#### [Given task]
Reproduce the lines word for word, beginning with the first line and stopping after the line that contains "chart-polyline: [356, 0, 600, 64]".

#### [Materials provided]
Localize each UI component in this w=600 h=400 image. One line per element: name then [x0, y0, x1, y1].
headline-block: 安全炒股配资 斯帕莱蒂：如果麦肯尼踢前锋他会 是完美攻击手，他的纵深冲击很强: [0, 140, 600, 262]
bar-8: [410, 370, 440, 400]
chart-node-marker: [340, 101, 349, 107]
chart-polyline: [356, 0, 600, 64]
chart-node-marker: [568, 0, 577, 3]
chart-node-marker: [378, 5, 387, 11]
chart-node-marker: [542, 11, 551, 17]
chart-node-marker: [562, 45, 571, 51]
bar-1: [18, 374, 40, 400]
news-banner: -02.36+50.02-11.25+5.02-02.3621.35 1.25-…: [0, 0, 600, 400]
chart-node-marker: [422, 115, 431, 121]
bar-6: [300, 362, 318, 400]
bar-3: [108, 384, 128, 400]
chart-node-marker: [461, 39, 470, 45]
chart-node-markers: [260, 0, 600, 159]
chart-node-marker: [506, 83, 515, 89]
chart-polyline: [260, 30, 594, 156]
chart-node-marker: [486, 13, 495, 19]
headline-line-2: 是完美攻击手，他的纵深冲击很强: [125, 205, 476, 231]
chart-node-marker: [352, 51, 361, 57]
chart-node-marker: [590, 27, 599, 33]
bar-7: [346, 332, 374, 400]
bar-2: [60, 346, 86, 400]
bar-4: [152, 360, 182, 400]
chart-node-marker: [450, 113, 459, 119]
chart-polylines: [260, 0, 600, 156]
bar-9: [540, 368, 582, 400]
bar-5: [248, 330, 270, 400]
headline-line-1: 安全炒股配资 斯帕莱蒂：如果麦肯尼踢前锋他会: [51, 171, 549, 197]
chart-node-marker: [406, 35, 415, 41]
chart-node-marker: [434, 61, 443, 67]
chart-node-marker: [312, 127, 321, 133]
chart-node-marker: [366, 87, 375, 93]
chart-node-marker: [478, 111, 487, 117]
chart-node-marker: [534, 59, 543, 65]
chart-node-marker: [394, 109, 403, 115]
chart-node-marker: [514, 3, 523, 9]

#### [Problem solution]
Localize each UI component in this w=600 h=400 image. One line per element: name then [x0, y0, x1, y1].
headline-block: 安全炒股配资 斯帕莱蒂：如果麦肯尼踢前锋他会 是完美攻击手，他的纵深冲击很强: [0, 140, 600, 262]
bar-8: [410, 370, 440, 400]
chart-node-marker: [340, 101, 349, 107]
chart-polyline: [356, 0, 600, 64]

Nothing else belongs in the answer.